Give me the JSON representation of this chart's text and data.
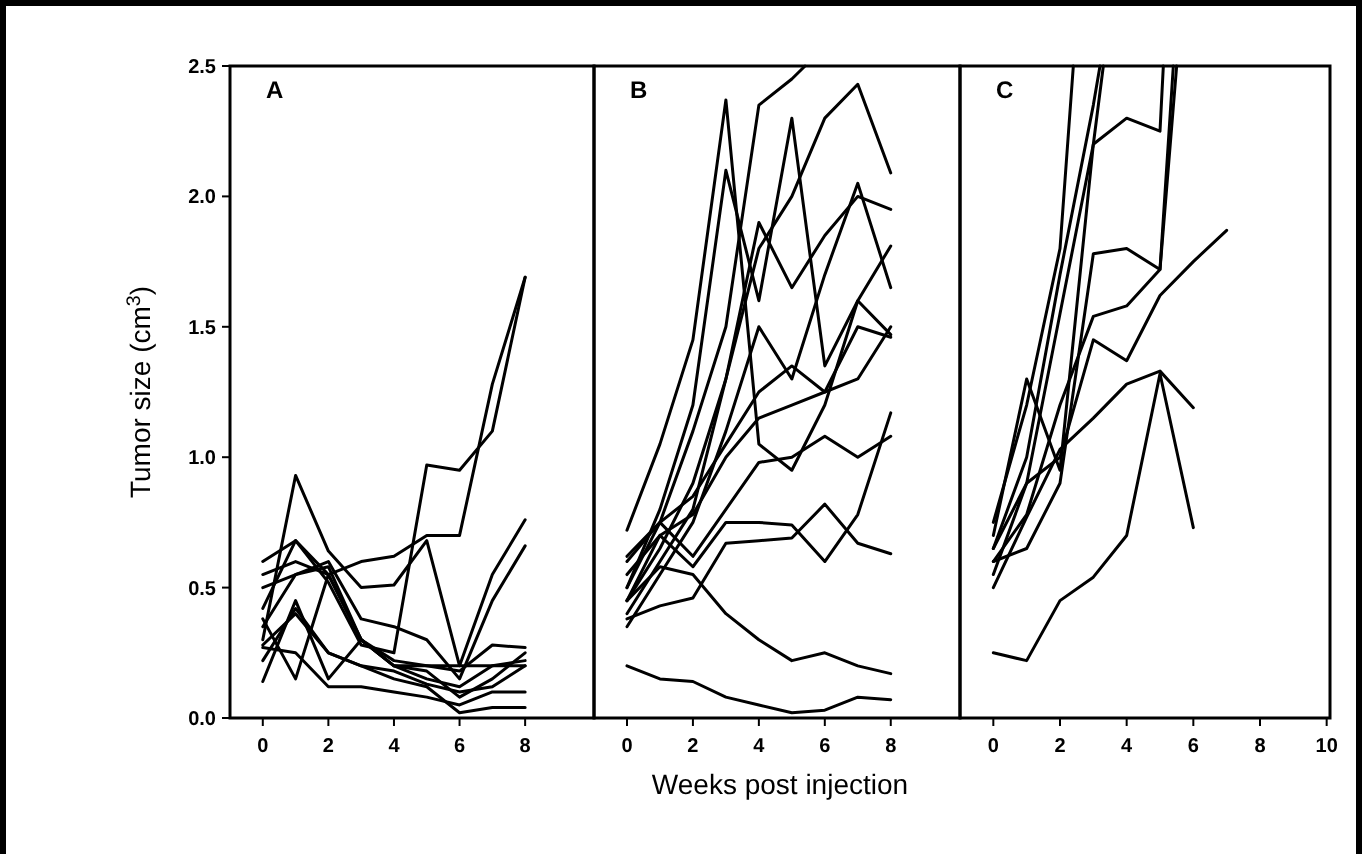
{
  "chart_data": [
    {
      "type": "line",
      "title": "A",
      "ylabel": "Tumor size (cm$^{3}$)",
      "line_style": "solid",
      "x": [
        0,
        1,
        2,
        3,
        4,
        5,
        6,
        7,
        8
      ],
      "xlim": [
        -1,
        10.1
      ],
      "ylim": [
        0,
        2.5
      ],
      "xticks": [
        0,
        2,
        4,
        6,
        8
      ],
      "yticks": [
        {
          "value": 0,
          "label": "0.0"
        },
        {
          "value": 0.5,
          "label": "0.5"
        },
        {
          "value": 1,
          "label": "1.0"
        },
        {
          "value": 1.5,
          "label": "1.5"
        },
        {
          "value": 2,
          "label": "2.0"
        },
        {
          "value": 2.5,
          "label": "2.5"
        }
      ],
      "series": [
        {
          "color": "#000000",
          "values": [
            0.3,
            0.93,
            0.64,
            0.5,
            0.51,
            0.68,
            0.2,
            0.55,
            0.76
          ]
        },
        {
          "color": "#000000",
          "values": [
            0.55,
            0.6,
            0.55,
            0.6,
            0.62,
            0.7,
            0.7,
            1.28,
            1.69
          ]
        },
        {
          "color": "#000000",
          "values": [
            0.42,
            0.68,
            0.52,
            0.28,
            0.25,
            0.97,
            0.95,
            1.1,
            1.69
          ]
        },
        {
          "color": "#000000",
          "values": [
            0.5,
            0.55,
            0.6,
            0.38,
            0.35,
            0.3,
            0.15,
            0.45,
            0.66
          ]
        },
        {
          "color": "#000000",
          "values": [
            0.35,
            0.55,
            0.58,
            0.3,
            0.22,
            0.2,
            0.18,
            0.28,
            0.27
          ]
        },
        {
          "color": "#000000",
          "values": [
            0.14,
            0.45,
            0.15,
            0.3,
            0.2,
            0.15,
            0.12,
            0.2,
            0.22
          ]
        },
        {
          "color": "#000000",
          "values": [
            0.27,
            0.25,
            0.12,
            0.12,
            0.1,
            0.08,
            0.05,
            0.1,
            0.1
          ]
        },
        {
          "color": "#000000",
          "values": [
            0.28,
            0.4,
            0.25,
            0.2,
            0.15,
            0.12,
            0.02,
            0.04,
            0.04
          ]
        },
        {
          "color": "#000000",
          "values": [
            0.6,
            0.68,
            0.55,
            0.3,
            0.2,
            0.2,
            0.2,
            0.2,
            0.2
          ]
        },
        {
          "color": "#000000",
          "values": [
            0.38,
            0.15,
            0.55,
            0.3,
            0.2,
            0.18,
            0.08,
            0.15,
            0.25
          ]
        },
        {
          "color": "#000000",
          "values": [
            0.22,
            0.42,
            0.25,
            0.2,
            0.18,
            0.13,
            0.1,
            0.12,
            0.2
          ]
        }
      ]
    },
    {
      "type": "line",
      "title": "B",
      "xlabel": "Weeks post injection",
      "line_style": "solid",
      "tick_labels": "x",
      "x": [
        0,
        1,
        2,
        3,
        4,
        5,
        6,
        7,
        8
      ],
      "xlim": [
        -1,
        10.1
      ],
      "ylim": [
        0,
        2.5
      ],
      "xticks": [
        0,
        2,
        4,
        6,
        8
      ],
      "series": [
        {
          "color": "#000000",
          "values": [
            0.2,
            0.15,
            0.14,
            0.08,
            0.05,
            0.02,
            0.03,
            0.08,
            0.07
          ]
        },
        {
          "color": "#000000",
          "values": [
            0.45,
            0.58,
            0.55,
            0.4,
            0.3,
            0.22,
            0.25,
            0.2,
            0.17
          ]
        },
        {
          "color": "#000000",
          "values": [
            0.38,
            0.43,
            0.46,
            0.67,
            0.68,
            0.69,
            0.82,
            0.67,
            0.63
          ]
        },
        {
          "color": "#000000",
          "values": [
            0.45,
            0.7,
            0.58,
            0.75,
            0.75,
            0.74,
            0.6,
            0.78,
            1.17
          ]
        },
        {
          "color": "#000000",
          "values": [
            0.5,
            0.75,
            0.62,
            0.8,
            0.98,
            1.0,
            1.08,
            1.0,
            1.08
          ]
        },
        {
          "color": "#000000",
          "values": [
            0.55,
            0.7,
            0.78,
            1.0,
            1.15,
            1.2,
            1.25,
            1.3,
            1.5
          ]
        },
        {
          "color": "#000000",
          "values": [
            0.62,
            0.75,
            0.85,
            1.05,
            1.25,
            1.35,
            1.25,
            1.5,
            1.46
          ]
        },
        {
          "color": "#000000",
          "values": [
            0.72,
            1.05,
            1.45,
            2.37,
            1.05,
            0.95,
            1.2,
            1.6,
            1.81
          ]
        },
        {
          "color": "#000000",
          "x": [
            0,
            1,
            2,
            3,
            4,
            5,
            5.4
          ],
          "values": [
            0.6,
            0.75,
            1.1,
            1.5,
            2.35,
            2.45,
            2.5
          ]
        },
        {
          "color": "#000000",
          "values": [
            0.5,
            0.8,
            1.2,
            2.1,
            1.6,
            2.3,
            1.35,
            1.6,
            1.47
          ]
        },
        {
          "color": "#000000",
          "values": [
            0.45,
            0.65,
            0.9,
            1.3,
            1.8,
            2.0,
            2.3,
            2.43,
            2.09
          ]
        },
        {
          "color": "#000000",
          "values": [
            0.4,
            0.6,
            0.8,
            1.3,
            1.9,
            1.65,
            1.85,
            2.0,
            1.95
          ]
        },
        {
          "color": "#000000",
          "values": [
            0.35,
            0.55,
            0.75,
            1.1,
            1.5,
            1.3,
            1.7,
            2.05,
            1.65
          ]
        }
      ]
    },
    {
      "type": "line",
      "title": "C",
      "line_style": "solid",
      "tick_labels": "x",
      "xlim": [
        -1,
        10.1
      ],
      "ylim": [
        0,
        2.5
      ],
      "xticks": [
        0,
        2,
        4,
        6,
        8,
        10
      ],
      "series": [
        {
          "color": "#000000",
          "x": [
            0,
            1,
            2,
            3,
            4,
            5,
            6
          ],
          "values": [
            0.25,
            0.22,
            0.45,
            0.54,
            0.7,
            1.32,
            0.73
          ]
        },
        {
          "color": "#000000",
          "x": [
            0,
            1,
            2,
            3,
            4,
            5,
            6
          ],
          "values": [
            0.5,
            0.77,
            1.03,
            1.15,
            1.28,
            1.33,
            1.19
          ]
        },
        {
          "color": "#000000",
          "x": [
            0,
            1,
            2,
            3,
            4,
            5,
            6,
            7
          ],
          "values": [
            0.65,
            0.9,
            1.0,
            1.45,
            1.37,
            1.62,
            1.75,
            1.87
          ]
        },
        {
          "color": "#000000",
          "x": [
            0,
            1,
            2,
            3,
            4,
            5,
            5.4
          ],
          "values": [
            0.6,
            0.78,
            1.2,
            1.54,
            1.58,
            1.72,
            2.5
          ]
        },
        {
          "color": "#000000",
          "x": [
            0,
            1,
            2,
            3,
            4,
            5,
            5.5
          ],
          "values": [
            0.6,
            0.65,
            0.9,
            1.78,
            1.8,
            1.72,
            2.5
          ]
        },
        {
          "color": "#000000",
          "x": [
            0,
            1,
            2,
            3,
            3.3
          ],
          "values": [
            0.7,
            1.3,
            0.95,
            2.2,
            2.5
          ]
        },
        {
          "color": "#000000",
          "x": [
            0,
            1,
            2,
            2.4
          ],
          "values": [
            0.75,
            1.2,
            1.8,
            2.5
          ]
        },
        {
          "color": "#000000",
          "x": [
            0,
            1,
            2,
            3,
            3.2
          ],
          "values": [
            0.65,
            1.0,
            1.7,
            2.35,
            2.5
          ]
        },
        {
          "color": "#000000",
          "x": [
            0,
            1,
            2,
            3,
            4,
            5,
            5.1
          ],
          "values": [
            0.55,
            0.9,
            1.55,
            2.2,
            2.3,
            2.25,
            2.5
          ]
        }
      ]
    }
  ]
}
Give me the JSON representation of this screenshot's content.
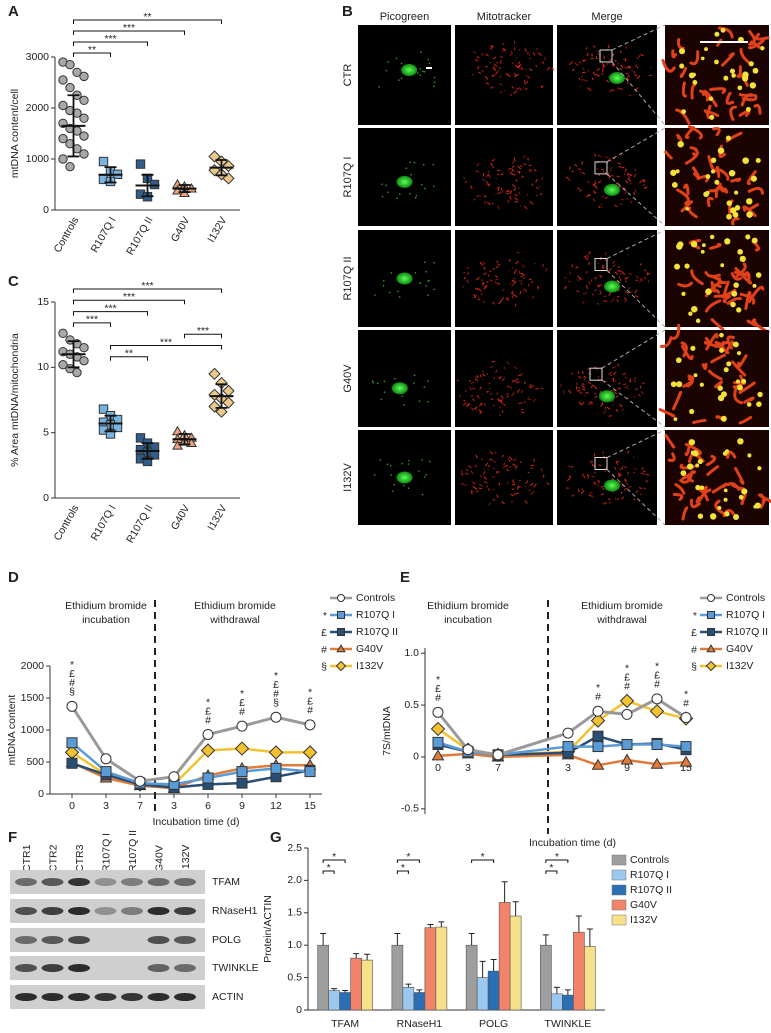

(What you will do): The answer consists of the lines above that include the word "representation", each copied exactly.

(Written answer):
Give me the JSON representation of this chart's text and data.
Give me the JSON representation of this screenshot's content.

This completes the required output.